* [REQUIRED TASK]
Report how many lines of these entries hold the string "أحمد"; reply with the number alone.

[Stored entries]
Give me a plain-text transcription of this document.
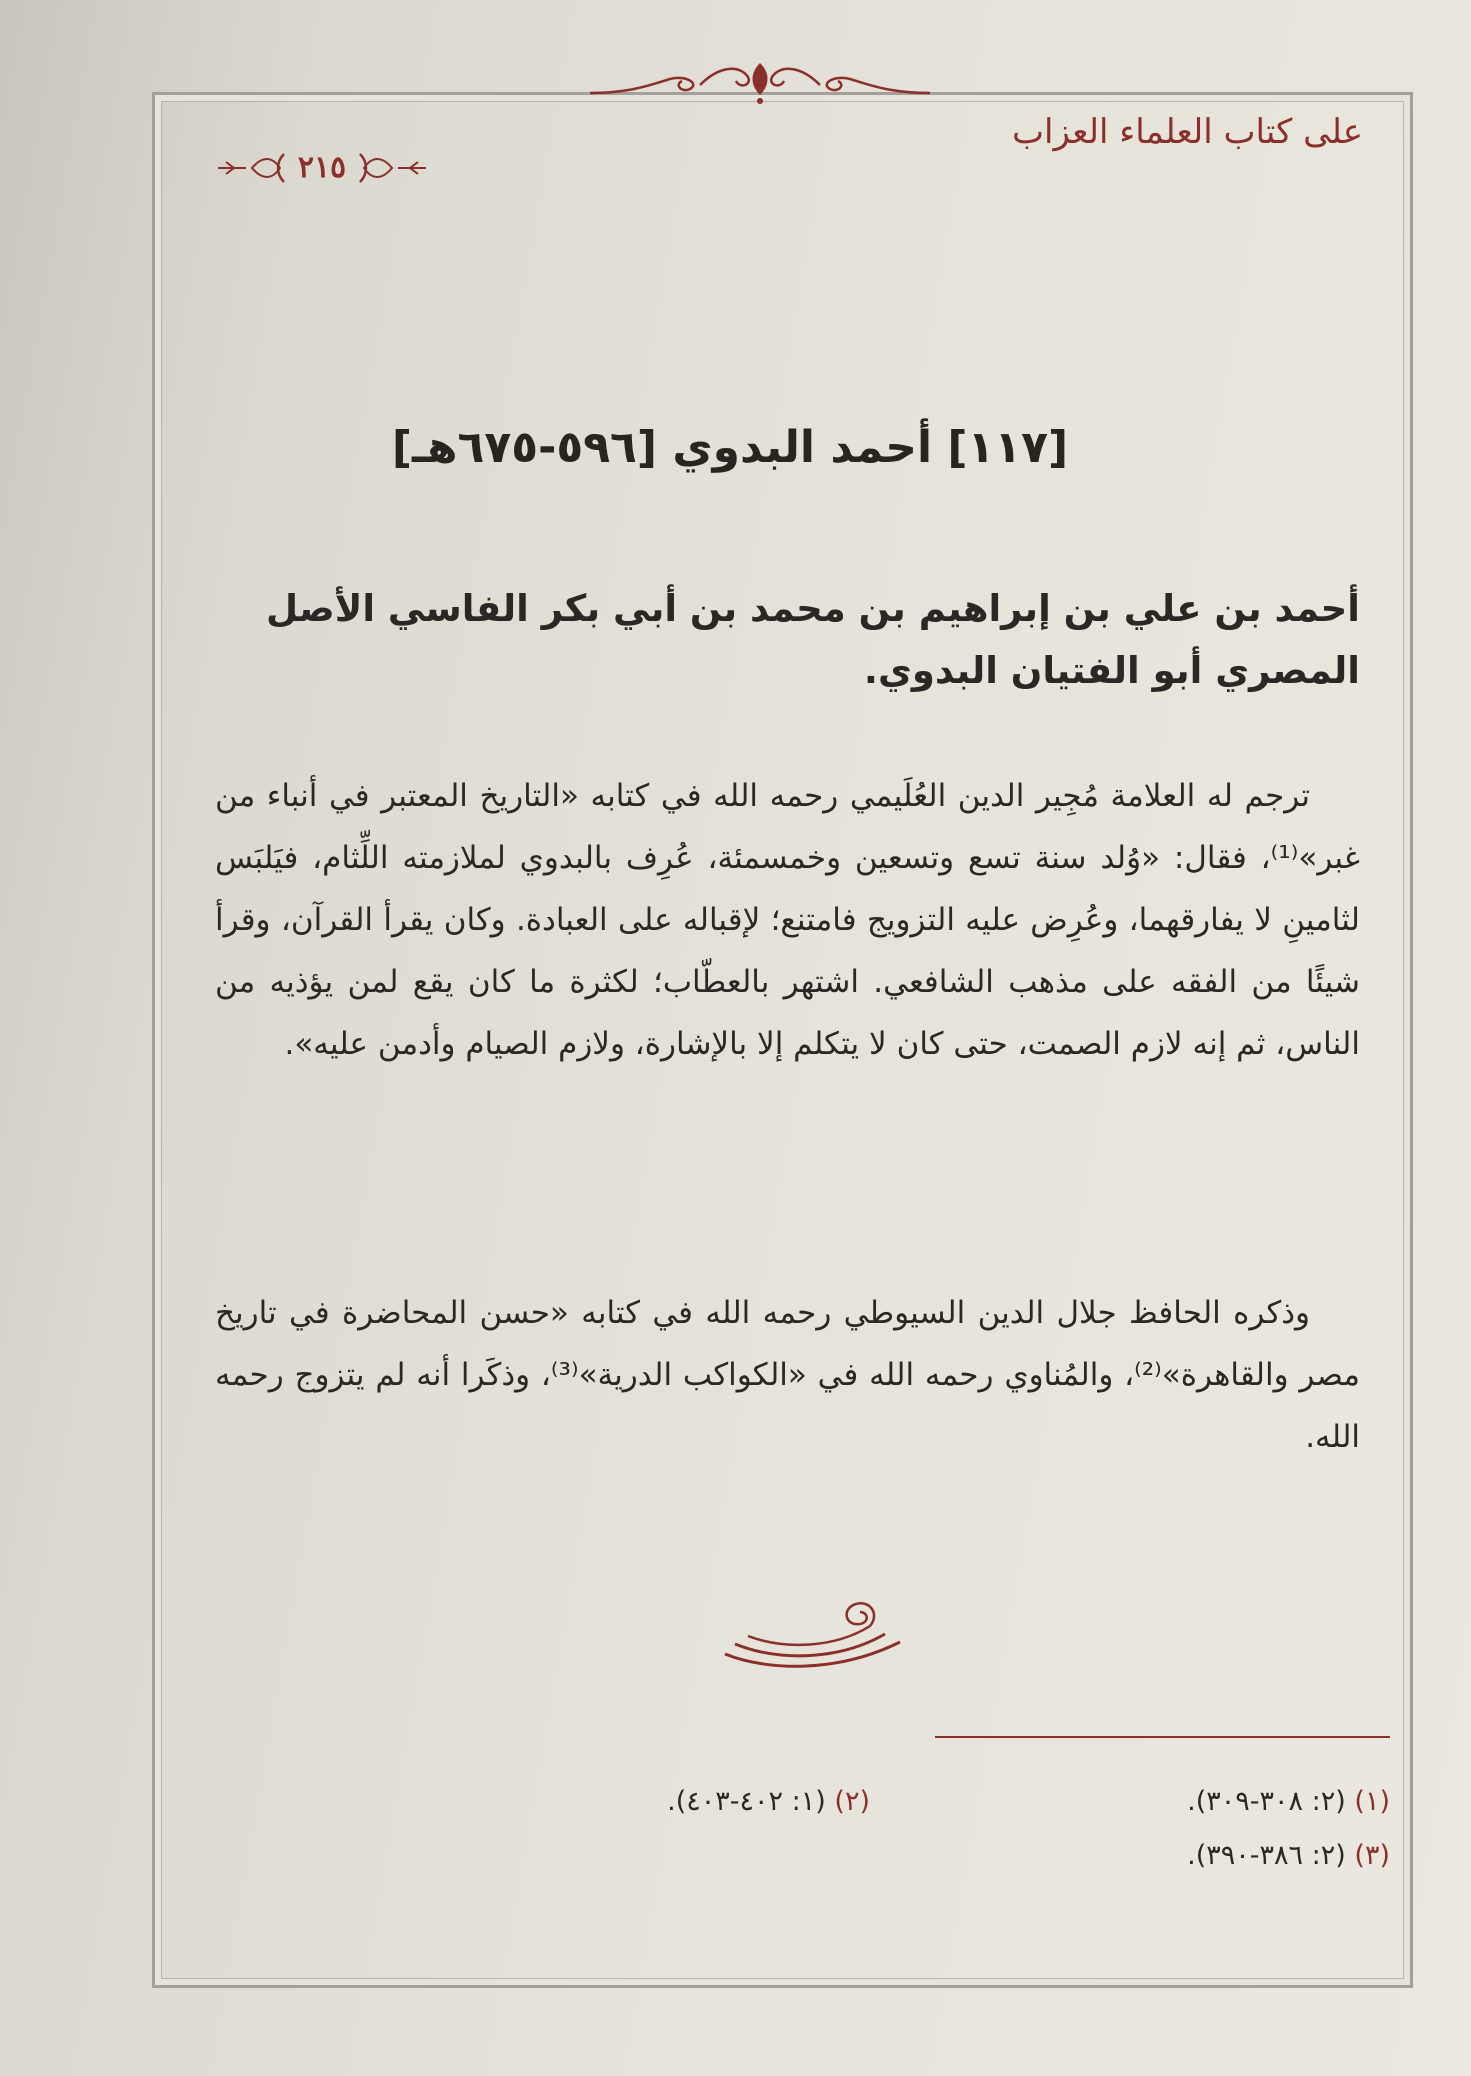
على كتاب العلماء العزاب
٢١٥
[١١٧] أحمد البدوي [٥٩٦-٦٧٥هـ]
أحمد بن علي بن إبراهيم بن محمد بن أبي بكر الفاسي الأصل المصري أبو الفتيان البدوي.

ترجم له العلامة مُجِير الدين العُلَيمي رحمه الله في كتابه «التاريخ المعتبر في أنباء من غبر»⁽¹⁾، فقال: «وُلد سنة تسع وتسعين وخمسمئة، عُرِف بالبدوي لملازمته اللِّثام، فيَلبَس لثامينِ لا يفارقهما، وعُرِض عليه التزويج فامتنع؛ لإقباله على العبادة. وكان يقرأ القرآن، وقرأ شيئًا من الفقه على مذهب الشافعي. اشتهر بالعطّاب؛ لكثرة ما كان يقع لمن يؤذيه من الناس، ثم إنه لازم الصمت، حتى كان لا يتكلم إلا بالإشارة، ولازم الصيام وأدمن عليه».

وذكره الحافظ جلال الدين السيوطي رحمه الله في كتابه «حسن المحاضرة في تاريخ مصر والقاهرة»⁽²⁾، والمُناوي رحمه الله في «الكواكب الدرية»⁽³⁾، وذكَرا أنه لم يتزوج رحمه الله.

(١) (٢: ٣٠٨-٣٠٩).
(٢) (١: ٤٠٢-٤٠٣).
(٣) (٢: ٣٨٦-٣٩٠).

--

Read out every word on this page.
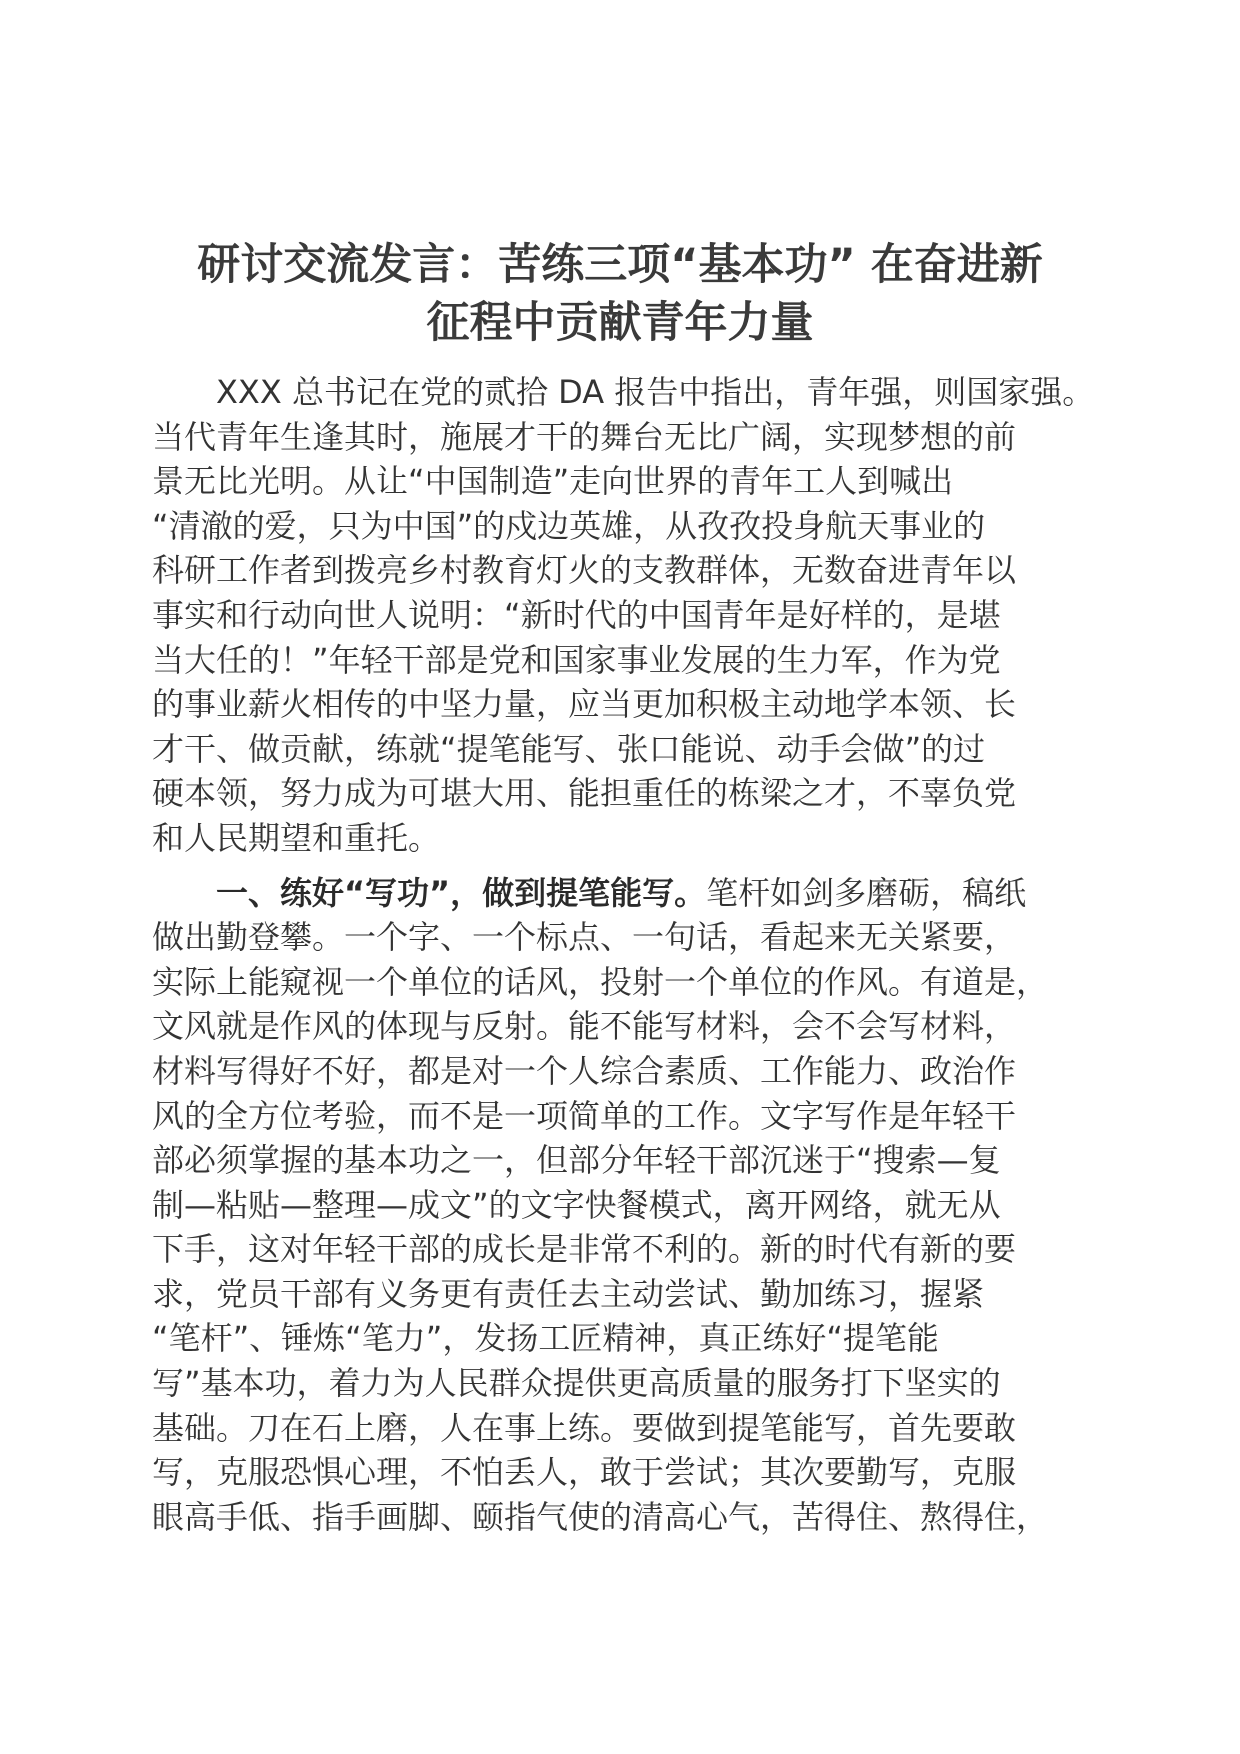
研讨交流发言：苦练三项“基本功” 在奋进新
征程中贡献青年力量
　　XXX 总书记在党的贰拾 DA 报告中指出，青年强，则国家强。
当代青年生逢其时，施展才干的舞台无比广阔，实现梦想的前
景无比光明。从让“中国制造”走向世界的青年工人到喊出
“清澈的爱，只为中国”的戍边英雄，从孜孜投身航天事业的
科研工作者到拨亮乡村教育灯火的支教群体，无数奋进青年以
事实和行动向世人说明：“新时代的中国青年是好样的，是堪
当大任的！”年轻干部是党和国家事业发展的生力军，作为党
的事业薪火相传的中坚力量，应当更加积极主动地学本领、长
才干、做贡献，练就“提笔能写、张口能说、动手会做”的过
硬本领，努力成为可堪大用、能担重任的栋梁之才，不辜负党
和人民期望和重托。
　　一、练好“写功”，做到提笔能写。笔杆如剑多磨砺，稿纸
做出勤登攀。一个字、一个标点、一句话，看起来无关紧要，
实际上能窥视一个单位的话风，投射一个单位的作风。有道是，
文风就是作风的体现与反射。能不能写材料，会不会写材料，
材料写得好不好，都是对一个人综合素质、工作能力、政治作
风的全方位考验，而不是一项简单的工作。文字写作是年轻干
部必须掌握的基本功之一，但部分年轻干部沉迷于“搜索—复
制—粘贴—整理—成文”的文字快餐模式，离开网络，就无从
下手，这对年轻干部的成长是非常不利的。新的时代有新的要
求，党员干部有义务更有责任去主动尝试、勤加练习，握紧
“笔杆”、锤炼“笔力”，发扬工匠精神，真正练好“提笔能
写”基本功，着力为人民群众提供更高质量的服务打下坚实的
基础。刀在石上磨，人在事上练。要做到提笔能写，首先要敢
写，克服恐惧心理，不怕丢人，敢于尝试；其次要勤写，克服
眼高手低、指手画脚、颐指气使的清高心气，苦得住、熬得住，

==

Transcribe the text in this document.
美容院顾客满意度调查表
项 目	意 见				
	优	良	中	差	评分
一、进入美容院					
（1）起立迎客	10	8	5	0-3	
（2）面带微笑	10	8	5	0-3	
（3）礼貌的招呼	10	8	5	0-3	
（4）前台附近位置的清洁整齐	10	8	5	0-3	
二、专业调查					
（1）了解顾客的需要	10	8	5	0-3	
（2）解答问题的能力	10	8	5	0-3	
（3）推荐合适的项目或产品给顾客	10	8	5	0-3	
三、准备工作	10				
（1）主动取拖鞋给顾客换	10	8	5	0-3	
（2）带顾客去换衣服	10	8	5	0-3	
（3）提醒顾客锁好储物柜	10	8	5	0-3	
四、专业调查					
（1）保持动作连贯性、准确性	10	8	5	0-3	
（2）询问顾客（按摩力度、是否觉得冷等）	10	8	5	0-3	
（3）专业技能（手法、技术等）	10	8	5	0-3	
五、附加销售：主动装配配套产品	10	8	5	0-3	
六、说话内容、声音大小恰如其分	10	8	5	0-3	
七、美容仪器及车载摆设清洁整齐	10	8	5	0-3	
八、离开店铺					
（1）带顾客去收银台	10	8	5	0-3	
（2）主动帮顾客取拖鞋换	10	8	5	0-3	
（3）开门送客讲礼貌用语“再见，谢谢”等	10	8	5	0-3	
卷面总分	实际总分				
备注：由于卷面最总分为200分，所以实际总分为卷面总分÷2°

* [FULL SOLUTION]
2